▶ _TASK GOAL_:
Check every line for the word "nArbeitnehmer" and give the number of lines where it occurs, nothing else.

▶ _RECORD LIST_:
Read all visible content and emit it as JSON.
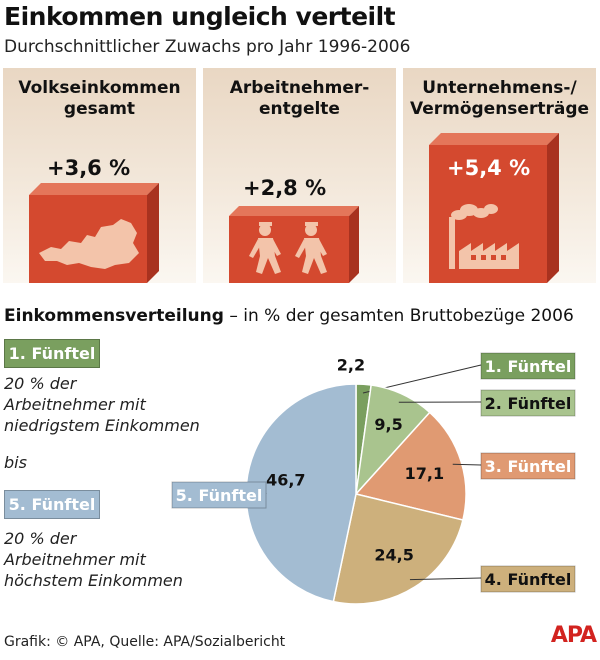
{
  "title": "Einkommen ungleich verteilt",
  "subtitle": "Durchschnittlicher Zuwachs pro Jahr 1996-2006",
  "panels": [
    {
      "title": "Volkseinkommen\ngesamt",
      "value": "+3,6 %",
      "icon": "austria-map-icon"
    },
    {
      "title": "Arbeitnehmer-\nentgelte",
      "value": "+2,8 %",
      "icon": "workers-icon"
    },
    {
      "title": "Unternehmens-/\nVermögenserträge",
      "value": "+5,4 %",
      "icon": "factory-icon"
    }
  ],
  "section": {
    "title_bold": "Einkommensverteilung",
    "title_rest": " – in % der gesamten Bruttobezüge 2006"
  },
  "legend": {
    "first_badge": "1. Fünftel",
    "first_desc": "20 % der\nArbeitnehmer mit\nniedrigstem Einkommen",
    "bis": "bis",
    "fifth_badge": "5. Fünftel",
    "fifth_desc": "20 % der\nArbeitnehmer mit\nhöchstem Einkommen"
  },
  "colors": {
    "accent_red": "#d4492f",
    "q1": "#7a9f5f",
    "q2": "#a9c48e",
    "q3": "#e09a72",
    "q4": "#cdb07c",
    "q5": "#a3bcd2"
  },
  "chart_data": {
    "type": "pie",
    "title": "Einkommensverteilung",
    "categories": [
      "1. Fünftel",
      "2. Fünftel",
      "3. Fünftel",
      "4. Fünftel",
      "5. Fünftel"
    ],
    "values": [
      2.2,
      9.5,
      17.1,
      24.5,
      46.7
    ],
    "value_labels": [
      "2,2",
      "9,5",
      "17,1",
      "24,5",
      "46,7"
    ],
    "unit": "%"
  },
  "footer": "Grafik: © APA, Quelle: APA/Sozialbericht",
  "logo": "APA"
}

▶ _WORKED ANSWER_:
2